* TASK DATA:
== == ==
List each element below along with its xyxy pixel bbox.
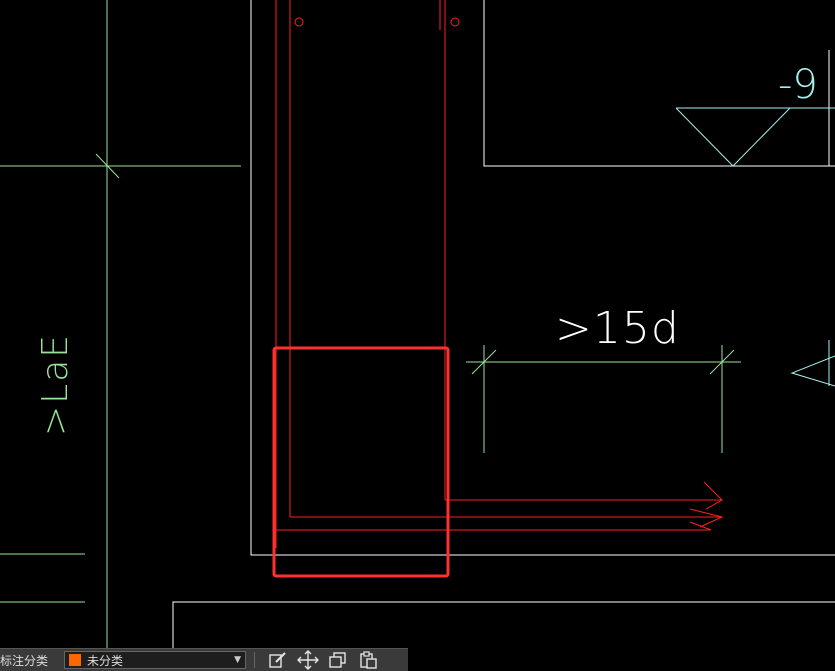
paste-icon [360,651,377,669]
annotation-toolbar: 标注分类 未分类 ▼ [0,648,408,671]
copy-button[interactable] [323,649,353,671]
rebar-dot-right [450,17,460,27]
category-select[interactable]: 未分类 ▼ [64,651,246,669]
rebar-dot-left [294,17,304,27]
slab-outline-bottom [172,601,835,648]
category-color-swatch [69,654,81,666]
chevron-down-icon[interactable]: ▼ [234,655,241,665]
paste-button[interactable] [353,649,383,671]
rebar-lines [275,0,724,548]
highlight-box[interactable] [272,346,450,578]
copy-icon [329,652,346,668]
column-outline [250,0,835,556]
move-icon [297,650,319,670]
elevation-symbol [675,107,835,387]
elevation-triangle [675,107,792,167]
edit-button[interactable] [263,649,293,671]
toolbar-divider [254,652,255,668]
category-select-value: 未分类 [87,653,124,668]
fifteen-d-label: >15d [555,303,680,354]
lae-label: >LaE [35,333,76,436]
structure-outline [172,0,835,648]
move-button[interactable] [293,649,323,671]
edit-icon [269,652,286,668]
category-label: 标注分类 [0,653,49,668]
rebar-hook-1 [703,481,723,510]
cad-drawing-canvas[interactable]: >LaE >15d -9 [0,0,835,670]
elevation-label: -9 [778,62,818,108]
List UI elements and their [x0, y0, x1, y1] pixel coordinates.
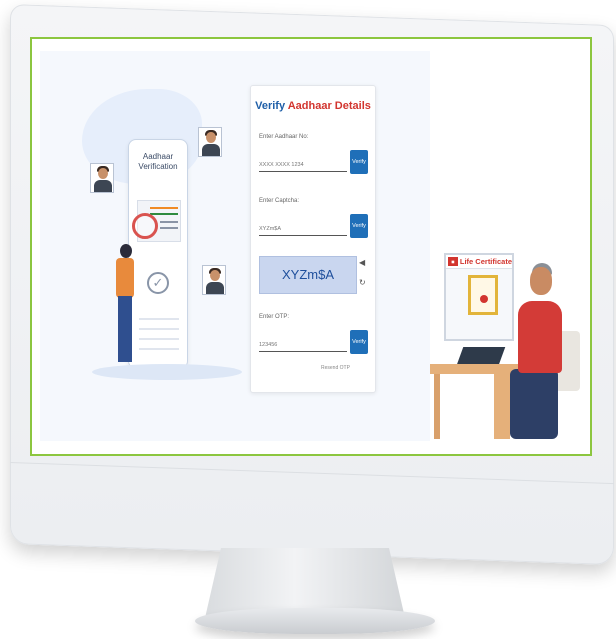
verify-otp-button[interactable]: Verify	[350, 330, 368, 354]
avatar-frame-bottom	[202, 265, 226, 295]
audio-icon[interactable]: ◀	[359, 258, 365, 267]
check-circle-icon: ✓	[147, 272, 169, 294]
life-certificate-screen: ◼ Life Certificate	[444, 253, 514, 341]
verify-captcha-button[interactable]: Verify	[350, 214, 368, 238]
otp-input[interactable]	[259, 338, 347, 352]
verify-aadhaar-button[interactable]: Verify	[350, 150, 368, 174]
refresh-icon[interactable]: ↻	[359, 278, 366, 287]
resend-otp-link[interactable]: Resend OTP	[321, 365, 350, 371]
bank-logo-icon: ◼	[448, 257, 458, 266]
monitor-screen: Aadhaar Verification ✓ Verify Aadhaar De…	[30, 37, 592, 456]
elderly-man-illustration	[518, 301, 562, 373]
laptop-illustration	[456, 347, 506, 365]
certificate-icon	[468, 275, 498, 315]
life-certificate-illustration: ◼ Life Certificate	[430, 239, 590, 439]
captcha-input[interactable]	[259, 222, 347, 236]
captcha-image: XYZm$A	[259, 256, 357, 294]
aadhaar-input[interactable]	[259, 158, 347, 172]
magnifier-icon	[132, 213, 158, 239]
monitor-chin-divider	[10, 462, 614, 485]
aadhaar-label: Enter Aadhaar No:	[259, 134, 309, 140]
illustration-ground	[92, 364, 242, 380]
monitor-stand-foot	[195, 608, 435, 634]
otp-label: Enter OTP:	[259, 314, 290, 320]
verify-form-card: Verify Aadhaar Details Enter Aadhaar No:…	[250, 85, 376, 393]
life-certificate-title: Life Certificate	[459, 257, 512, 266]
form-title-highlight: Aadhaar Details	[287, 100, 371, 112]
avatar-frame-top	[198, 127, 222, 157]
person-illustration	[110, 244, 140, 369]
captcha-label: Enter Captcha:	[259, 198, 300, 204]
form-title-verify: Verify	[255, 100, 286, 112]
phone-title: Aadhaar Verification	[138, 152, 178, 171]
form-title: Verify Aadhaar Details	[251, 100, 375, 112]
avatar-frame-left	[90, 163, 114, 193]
== == ==
* BRIEF: Return all of the material above line for line, without any changes, and leave the pictures out.

* RESPONSE FOR THIS EXERCISE:
List each element below along with its xyxy pixel bbox.
paste-icon [360,651,377,669]
annotation-toolbar: 标注分类 未分类 ▼ [0,648,408,671]
copy-button[interactable] [323,649,353,671]
rebar-dot-right [450,17,460,27]
category-select[interactable]: 未分类 ▼ [64,651,246,669]
rebar-dot-left [294,17,304,27]
slab-outline-bottom [172,601,835,648]
category-color-swatch [69,654,81,666]
chevron-down-icon[interactable]: ▼ [234,655,241,665]
paste-button[interactable] [353,649,383,671]
rebar-lines [275,0,724,548]
highlight-box[interactable] [272,346,450,578]
copy-icon [329,652,346,668]
column-outline [250,0,835,556]
move-icon [297,650,319,670]
elevation-symbol [675,107,835,387]
elevation-triangle [675,107,792,167]
edit-button[interactable] [263,649,293,671]
toolbar-divider [254,652,255,668]
category-select-value: 未分类 [87,653,124,668]
fifteen-d-label: >15d [555,303,680,354]
lae-label: >LaE [35,333,76,436]
structure-outline [172,0,835,648]
move-button[interactable] [293,649,323,671]
edit-icon [269,652,286,668]
category-label: 标注分类 [0,653,49,668]
rebar-hook-1 [703,481,723,510]
cad-drawing-canvas[interactable]: >LaE >15d -9 [0,0,835,670]
elevation-label: -9 [778,62,818,108]
List UI elements and their [x0, y0, x1, y1] pixel coordinates.
verify-otp-button[interactable]: Verify	[350, 330, 368, 354]
avatar-frame-bottom	[202, 265, 226, 295]
audio-icon[interactable]: ◀	[359, 258, 365, 267]
check-circle-icon: ✓	[147, 272, 169, 294]
life-certificate-screen: ◼ Life Certificate	[444, 253, 514, 341]
verify-captcha-button[interactable]: Verify	[350, 214, 368, 238]
otp-input[interactable]	[259, 338, 347, 352]
verify-aadhaar-button[interactable]: Verify	[350, 150, 368, 174]
refresh-icon[interactable]: ↻	[359, 278, 366, 287]
resend-otp-link[interactable]: Resend OTP	[321, 365, 350, 371]
bank-logo-icon: ◼	[448, 257, 458, 266]
monitor-screen: Aadhaar Verification ✓ Verify Aadhaar De…	[30, 37, 592, 456]
elderly-man-illustration	[518, 301, 562, 373]
laptop-illustration	[456, 347, 506, 365]
certificate-icon	[468, 275, 498, 315]
life-certificate-illustration: ◼ Life Certificate	[430, 239, 590, 439]
captcha-input[interactable]	[259, 222, 347, 236]
captcha-image: XYZm$A	[259, 256, 357, 294]
aadhaar-input[interactable]	[259, 158, 347, 172]
magnifier-icon	[132, 213, 158, 239]
monitor-chin-divider	[10, 462, 614, 485]
aadhaar-label: Enter Aadhaar No:	[259, 134, 309, 140]
illustration-ground	[92, 364, 242, 380]
monitor-stand-foot	[195, 608, 435, 634]
otp-label: Enter OTP:	[259, 314, 290, 320]
verify-form-card: Verify Aadhaar Details Enter Aadhaar No:…	[250, 85, 376, 393]
life-certificate-title: Life Certificate	[459, 257, 512, 266]
form-title-highlight: Aadhaar Details	[287, 100, 371, 112]
avatar-frame-top	[198, 127, 222, 157]
person-illustration	[110, 244, 140, 369]
captcha-label: Enter Captcha:	[259, 198, 300, 204]
form-title-verify: Verify	[255, 100, 286, 112]
phone-title: Aadhaar Verification	[138, 152, 178, 171]
form-title: Verify Aadhaar Details	[251, 100, 375, 112]
avatar-frame-left	[90, 163, 114, 193]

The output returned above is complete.